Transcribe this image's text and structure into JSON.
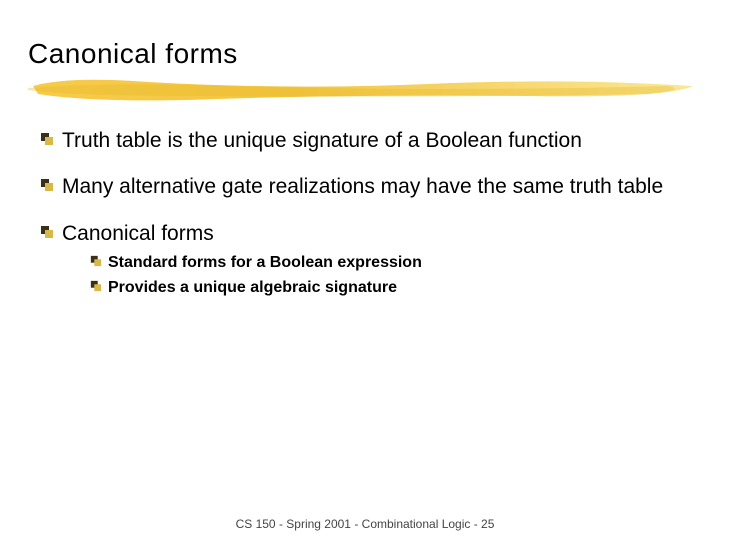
{
  "title": "Canonical forms",
  "bullets": [
    {
      "text": "Truth table is the unique signature of a Boolean function"
    },
    {
      "text": "Many alternative gate realizations may have the same truth table"
    },
    {
      "text": "Canonical forms",
      "sub": [
        {
          "text": "Standard forms for a Boolean expression"
        },
        {
          "text": "Provides a unique algebraic signature"
        }
      ]
    }
  ],
  "footer": "CS 150 - Spring  2001 - Combinational Logic - 25"
}
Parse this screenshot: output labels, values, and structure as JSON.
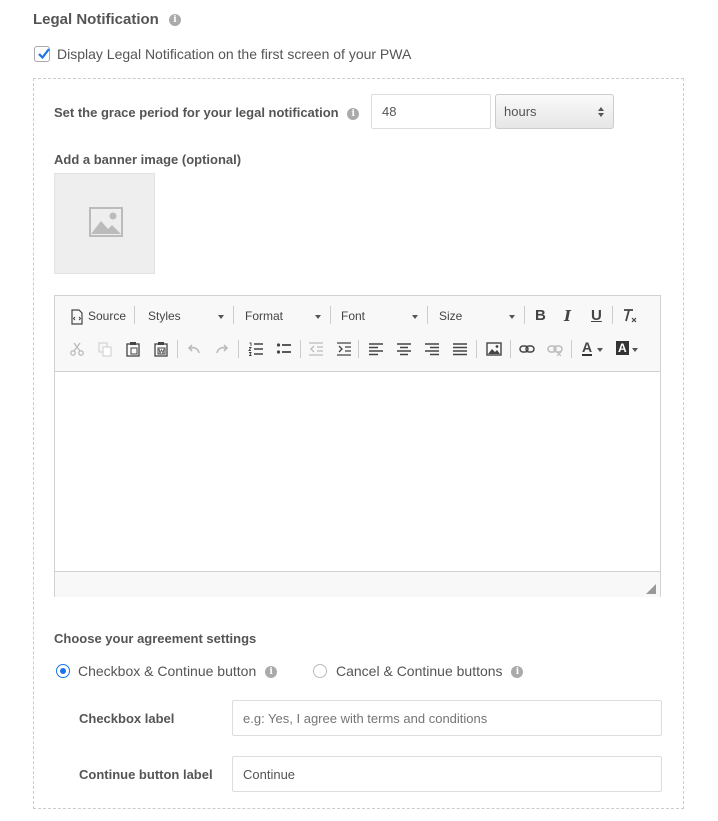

=== Work required ===
Omit all pictures while transcribing the entries verbatim.

=== Answer to this problem ===
Transcribe this image's text and structure into JSON.
{
  "title": "Canonical forms",
  "bullets": [
    {
      "text": "Truth table is the unique signature of a Boolean function"
    },
    {
      "text": "Many alternative gate realizations may have the same truth table"
    },
    {
      "text": "Canonical forms",
      "sub": [
        {
          "text": "Standard forms for a Boolean expression"
        },
        {
          "text": "Provides a unique algebraic signature"
        }
      ]
    }
  ],
  "footer": "CS 150 - Spring  2001 - Combinational Logic - 25"
}
Parse this screenshot: output labels, values, and structure as JSON.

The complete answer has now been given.